**DESCRIPTION OF THE TASK:**
Scan the material that follows. Copy every line containing the word "Musliu".

Collected data entries:

========================================================================

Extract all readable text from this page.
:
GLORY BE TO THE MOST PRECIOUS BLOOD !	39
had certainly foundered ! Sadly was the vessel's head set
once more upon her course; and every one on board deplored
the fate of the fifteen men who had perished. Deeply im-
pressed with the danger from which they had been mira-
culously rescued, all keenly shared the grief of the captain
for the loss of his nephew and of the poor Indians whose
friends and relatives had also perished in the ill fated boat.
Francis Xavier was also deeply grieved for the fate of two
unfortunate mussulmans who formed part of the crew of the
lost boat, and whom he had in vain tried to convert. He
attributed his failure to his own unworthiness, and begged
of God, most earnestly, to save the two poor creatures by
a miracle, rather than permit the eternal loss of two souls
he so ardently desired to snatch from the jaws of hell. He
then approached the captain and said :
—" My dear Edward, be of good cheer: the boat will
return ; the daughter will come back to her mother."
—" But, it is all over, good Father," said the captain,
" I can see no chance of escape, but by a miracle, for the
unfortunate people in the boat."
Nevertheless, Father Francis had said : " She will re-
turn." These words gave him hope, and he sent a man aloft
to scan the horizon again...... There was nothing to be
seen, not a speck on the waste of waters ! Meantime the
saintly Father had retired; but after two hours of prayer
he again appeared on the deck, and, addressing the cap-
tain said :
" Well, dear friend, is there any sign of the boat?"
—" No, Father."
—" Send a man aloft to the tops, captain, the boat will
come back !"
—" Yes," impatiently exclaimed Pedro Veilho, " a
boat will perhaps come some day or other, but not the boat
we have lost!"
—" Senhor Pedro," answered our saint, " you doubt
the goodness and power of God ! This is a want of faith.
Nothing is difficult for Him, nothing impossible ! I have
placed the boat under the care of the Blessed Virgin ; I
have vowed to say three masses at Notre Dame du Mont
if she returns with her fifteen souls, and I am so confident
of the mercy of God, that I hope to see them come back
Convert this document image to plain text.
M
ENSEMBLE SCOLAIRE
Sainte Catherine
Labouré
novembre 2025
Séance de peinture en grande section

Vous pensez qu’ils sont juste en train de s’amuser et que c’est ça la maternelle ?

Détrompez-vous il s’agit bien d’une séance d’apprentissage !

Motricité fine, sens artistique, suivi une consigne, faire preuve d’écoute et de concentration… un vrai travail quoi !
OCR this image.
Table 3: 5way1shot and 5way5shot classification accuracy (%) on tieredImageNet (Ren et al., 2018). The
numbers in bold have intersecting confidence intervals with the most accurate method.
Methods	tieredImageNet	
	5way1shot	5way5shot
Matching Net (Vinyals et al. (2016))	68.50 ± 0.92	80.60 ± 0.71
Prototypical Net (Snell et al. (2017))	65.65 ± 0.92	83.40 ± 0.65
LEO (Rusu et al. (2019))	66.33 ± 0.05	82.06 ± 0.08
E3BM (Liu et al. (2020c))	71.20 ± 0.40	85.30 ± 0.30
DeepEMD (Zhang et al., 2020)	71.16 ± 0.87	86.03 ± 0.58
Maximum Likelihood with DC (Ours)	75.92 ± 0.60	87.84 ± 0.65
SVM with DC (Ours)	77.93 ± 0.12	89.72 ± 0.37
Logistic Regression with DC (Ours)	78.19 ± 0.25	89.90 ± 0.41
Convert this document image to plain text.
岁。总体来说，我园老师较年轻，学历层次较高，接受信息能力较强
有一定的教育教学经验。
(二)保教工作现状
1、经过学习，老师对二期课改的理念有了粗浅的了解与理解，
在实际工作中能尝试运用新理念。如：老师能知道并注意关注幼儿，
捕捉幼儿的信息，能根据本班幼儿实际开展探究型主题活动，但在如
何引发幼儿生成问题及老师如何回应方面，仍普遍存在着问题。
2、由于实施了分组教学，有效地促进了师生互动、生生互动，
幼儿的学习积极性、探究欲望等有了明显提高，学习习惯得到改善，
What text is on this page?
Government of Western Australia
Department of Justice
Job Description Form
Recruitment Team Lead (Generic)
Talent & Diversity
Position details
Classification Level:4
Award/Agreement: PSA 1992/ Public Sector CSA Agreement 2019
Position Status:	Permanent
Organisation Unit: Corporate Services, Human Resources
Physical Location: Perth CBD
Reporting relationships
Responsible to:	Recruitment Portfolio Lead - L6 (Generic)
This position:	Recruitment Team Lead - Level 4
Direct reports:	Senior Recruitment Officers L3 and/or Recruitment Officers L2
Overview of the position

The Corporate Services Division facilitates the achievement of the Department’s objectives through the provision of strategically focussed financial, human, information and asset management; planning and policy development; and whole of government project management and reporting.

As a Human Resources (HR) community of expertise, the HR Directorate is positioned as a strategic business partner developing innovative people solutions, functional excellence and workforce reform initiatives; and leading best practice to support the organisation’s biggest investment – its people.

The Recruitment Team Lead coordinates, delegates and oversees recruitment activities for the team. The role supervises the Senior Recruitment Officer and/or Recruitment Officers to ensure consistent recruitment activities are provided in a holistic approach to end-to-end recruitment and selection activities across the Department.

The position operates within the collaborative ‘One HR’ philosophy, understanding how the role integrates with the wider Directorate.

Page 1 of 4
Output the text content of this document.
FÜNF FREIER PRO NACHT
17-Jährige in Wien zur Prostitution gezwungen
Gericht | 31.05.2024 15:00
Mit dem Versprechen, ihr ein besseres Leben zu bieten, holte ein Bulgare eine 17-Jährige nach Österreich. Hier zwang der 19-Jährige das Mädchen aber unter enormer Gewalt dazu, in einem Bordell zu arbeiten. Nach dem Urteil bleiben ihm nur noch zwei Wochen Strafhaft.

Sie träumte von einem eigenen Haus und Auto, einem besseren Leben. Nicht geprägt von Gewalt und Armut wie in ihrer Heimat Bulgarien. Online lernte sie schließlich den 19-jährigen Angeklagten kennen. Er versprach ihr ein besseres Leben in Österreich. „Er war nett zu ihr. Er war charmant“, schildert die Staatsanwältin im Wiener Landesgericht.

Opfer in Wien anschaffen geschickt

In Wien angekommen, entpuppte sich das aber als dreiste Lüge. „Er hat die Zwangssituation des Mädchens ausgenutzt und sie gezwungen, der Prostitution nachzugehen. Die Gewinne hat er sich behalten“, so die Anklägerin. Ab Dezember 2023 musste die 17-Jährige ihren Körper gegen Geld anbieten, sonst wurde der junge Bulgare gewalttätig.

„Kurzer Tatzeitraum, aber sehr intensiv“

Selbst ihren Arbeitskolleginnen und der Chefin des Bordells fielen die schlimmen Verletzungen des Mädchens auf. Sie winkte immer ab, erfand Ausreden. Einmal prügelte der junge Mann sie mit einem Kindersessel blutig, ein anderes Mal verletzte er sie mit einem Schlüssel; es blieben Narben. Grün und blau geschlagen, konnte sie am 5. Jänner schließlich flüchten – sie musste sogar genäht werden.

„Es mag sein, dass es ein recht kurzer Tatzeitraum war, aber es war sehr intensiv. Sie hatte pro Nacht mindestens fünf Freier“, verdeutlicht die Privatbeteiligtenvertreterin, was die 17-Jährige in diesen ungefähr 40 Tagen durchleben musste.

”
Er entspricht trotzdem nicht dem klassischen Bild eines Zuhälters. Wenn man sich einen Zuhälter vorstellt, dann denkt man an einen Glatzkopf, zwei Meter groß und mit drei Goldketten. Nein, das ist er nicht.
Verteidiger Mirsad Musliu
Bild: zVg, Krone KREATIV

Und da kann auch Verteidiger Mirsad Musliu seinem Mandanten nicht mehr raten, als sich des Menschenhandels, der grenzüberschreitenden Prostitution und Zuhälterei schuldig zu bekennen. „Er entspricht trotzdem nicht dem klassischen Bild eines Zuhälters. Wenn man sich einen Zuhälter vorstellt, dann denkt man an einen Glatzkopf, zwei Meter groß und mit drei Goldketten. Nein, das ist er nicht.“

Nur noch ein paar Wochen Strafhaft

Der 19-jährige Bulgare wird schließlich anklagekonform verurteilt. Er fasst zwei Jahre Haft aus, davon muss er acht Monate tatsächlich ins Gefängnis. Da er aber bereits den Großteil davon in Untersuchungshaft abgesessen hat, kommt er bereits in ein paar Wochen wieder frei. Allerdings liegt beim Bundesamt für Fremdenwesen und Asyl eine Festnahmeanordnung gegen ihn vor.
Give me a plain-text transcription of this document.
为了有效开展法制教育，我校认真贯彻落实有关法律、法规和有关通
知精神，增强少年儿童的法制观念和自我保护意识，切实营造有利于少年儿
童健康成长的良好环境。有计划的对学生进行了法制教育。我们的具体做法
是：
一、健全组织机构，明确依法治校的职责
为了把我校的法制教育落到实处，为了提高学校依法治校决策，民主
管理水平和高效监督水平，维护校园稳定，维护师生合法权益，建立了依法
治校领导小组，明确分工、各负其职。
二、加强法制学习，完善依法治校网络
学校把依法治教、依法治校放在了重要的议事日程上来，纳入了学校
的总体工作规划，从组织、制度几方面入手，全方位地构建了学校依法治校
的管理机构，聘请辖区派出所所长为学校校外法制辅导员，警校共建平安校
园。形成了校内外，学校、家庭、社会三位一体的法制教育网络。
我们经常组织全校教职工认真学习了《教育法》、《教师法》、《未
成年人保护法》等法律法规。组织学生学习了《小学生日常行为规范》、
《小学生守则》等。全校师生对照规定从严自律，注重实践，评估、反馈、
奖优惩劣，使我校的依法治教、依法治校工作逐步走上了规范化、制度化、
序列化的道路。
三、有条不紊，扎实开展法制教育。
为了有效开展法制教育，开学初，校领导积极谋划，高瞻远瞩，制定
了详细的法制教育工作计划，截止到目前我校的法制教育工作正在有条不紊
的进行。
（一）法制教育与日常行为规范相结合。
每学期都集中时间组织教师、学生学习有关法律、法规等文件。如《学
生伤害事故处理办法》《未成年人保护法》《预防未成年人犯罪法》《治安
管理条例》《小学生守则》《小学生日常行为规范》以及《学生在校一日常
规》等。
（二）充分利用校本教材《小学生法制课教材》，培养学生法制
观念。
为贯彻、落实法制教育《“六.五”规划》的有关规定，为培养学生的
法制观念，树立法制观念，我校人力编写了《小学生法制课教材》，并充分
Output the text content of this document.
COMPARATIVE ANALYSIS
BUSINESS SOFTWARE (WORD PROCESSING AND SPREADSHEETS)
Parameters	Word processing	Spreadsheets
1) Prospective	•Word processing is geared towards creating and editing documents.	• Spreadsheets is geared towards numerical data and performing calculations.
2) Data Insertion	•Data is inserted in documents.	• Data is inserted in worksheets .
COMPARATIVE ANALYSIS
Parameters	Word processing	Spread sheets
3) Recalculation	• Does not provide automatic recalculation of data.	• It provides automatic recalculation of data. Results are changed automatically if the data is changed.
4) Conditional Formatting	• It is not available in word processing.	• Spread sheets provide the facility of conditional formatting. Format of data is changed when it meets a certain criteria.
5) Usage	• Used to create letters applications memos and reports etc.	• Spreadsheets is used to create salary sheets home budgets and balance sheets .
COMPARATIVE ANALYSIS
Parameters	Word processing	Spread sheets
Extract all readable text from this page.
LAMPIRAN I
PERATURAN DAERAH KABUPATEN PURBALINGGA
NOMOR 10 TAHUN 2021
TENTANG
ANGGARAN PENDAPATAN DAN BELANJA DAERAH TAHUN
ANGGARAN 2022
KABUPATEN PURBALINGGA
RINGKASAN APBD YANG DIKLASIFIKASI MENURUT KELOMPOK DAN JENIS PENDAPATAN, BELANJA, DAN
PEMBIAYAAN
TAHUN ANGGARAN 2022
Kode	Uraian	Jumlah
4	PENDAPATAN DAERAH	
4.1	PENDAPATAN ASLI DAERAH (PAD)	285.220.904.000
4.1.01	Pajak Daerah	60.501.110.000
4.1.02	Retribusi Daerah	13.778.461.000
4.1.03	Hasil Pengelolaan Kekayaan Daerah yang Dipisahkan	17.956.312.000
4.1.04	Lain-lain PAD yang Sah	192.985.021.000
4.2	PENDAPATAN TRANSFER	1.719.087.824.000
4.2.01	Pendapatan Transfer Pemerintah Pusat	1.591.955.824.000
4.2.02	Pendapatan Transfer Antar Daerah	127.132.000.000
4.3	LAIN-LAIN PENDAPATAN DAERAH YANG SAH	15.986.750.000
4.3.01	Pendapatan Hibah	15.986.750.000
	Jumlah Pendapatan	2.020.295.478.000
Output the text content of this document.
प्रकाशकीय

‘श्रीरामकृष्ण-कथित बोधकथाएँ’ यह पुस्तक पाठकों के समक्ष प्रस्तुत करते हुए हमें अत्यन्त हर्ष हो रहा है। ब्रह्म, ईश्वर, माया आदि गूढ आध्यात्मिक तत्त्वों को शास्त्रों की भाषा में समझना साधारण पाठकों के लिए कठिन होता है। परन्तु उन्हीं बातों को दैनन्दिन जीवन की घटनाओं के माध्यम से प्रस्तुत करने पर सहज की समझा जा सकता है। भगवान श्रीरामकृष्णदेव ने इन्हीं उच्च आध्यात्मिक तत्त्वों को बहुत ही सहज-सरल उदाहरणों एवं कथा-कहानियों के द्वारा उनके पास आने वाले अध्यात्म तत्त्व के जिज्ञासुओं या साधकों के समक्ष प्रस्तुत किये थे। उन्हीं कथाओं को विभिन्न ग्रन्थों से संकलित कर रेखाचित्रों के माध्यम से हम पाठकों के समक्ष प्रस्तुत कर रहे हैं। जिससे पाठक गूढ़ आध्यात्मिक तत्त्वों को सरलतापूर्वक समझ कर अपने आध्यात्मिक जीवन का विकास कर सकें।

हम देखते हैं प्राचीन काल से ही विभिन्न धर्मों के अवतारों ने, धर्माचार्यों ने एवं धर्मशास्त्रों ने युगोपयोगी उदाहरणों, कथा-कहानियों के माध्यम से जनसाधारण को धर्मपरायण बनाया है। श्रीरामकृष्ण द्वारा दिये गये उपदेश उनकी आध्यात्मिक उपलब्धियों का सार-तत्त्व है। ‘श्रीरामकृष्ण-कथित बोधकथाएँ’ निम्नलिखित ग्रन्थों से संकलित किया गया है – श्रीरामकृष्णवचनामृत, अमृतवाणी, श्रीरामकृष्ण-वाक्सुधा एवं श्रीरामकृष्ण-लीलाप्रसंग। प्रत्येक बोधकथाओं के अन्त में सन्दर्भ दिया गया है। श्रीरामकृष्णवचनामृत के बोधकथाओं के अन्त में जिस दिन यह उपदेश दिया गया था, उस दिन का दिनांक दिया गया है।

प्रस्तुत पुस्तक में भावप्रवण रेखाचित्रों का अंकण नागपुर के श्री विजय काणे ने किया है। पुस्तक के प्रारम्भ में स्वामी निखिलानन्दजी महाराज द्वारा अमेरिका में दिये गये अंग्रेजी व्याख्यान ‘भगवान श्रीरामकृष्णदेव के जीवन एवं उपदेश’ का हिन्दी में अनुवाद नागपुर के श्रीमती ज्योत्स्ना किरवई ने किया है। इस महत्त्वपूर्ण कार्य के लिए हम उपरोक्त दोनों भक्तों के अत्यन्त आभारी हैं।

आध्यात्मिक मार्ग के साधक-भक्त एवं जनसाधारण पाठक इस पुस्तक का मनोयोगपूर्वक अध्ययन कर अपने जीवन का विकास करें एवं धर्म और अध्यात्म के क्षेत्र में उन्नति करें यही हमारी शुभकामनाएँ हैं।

========================================================================

**OUTPUT:**
Verteidiger Mirsad Musliu
Und da kann auch Verteidiger Mirsad Musliu seinem Mandanten nicht mehr raten, als sich des Menschenhandels, der grenzüberschreitenden Prostitution und Zuhälterei schuldig zu bekennen. „Er entspricht trotzdem nicht dem klassischen Bild eines Zuhälters. Wenn man sich einen Zuhälter vorstellt, dann denkt man an einen Glatzkopf, zwei Meter groß und mit drei Goldketten. Nein, das ist er nicht.“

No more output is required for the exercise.